AIM: Reproduce every entry that follows word for word, but omit the images.
- - - -
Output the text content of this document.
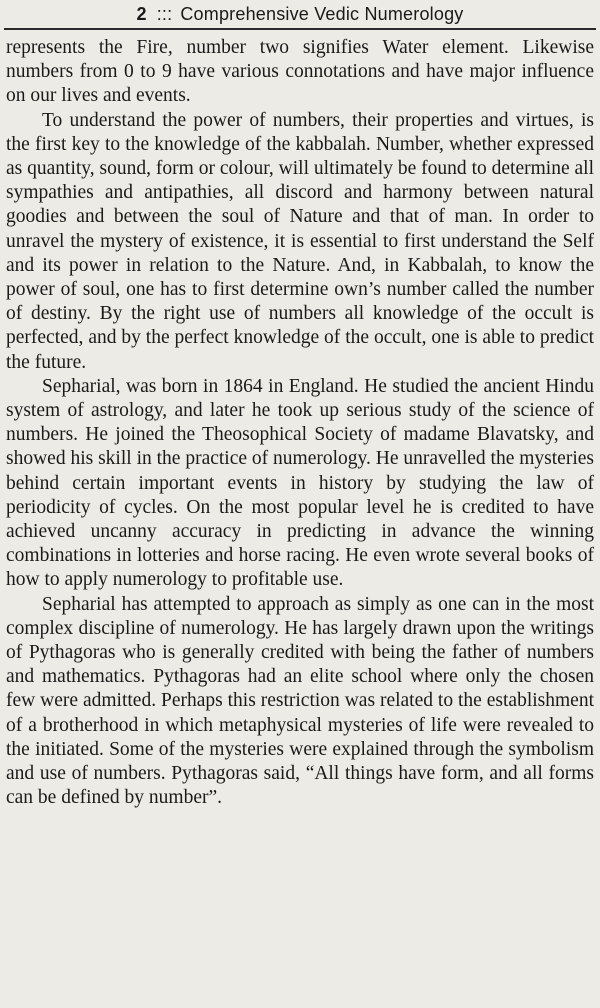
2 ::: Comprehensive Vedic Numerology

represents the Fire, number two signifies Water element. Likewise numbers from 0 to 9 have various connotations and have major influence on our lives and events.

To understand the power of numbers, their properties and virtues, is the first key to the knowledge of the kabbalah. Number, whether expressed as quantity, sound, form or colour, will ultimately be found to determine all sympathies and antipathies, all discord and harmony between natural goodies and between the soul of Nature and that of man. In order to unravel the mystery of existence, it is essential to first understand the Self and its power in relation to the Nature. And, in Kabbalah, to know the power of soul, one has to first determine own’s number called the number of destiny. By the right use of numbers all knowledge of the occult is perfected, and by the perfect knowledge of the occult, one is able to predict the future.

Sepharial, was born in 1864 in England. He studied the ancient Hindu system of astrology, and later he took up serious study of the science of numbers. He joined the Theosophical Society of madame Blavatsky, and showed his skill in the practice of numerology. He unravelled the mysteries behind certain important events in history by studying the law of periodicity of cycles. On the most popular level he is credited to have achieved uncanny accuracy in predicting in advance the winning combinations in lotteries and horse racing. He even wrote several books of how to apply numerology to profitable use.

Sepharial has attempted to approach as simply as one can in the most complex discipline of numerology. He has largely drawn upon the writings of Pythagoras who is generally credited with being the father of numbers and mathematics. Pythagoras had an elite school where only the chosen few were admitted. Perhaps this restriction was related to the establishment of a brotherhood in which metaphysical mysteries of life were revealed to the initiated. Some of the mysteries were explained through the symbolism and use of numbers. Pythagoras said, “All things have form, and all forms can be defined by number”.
- - - -
ANSWER TO THIS TASK:
Output the text content of this document.
2 ::: Comprehensive Vedic Numerology

represents the Fire, number two signifies Water element. Likewise numbers from 0 to 9 have various connotations and have major influence on our lives and events.

To understand the power of numbers, their properties and virtues, is the first key to the knowledge of the kabbalah. Number, whether expressed as quantity, sound, form or colour, will ultimately be found to determine all sympathies and antipathies, all discord and harmony between natural goodies and between the soul of Nature and that of man. In order to unravel the mystery of existence, it is essential to first understand the Self and its power in relation to the Nature. And, in Kabbalah, to know the power of soul, one has to first determine own’s number called the number of destiny. By the right use of numbers all knowledge of the occult is perfected, and by the perfect knowledge of the occult, one is able to predict the future.

Sepharial, was born in 1864 in England. He studied the ancient Hindu system of astrology, and later he took up serious study of the science of numbers. He joined the Theosophical Society of madame Blavatsky, and showed his skill in the practice of numerology. He unravelled the mysteries behind certain important events in history by studying the law of periodicity of cycles. On the most popular level he is credited to have achieved uncanny accuracy in predicting in advance the winning combinations in lotteries and horse racing. He even wrote several books of how to apply numerology to profitable use.

Sepharial has attempted to approach as simply as one can in the most complex discipline of numerology. He has largely drawn upon the writings of Pythagoras who is generally credited with being the father of numbers and mathematics. Pythagoras had an elite school where only the chosen few were admitted. Perhaps this restriction was related to the establishment of a brotherhood in which metaphysical mysteries of life were revealed to the initiated. Some of the mysteries were explained through the symbolism and use of numbers. Pythagoras said, “All things have form, and all forms can be defined by number”.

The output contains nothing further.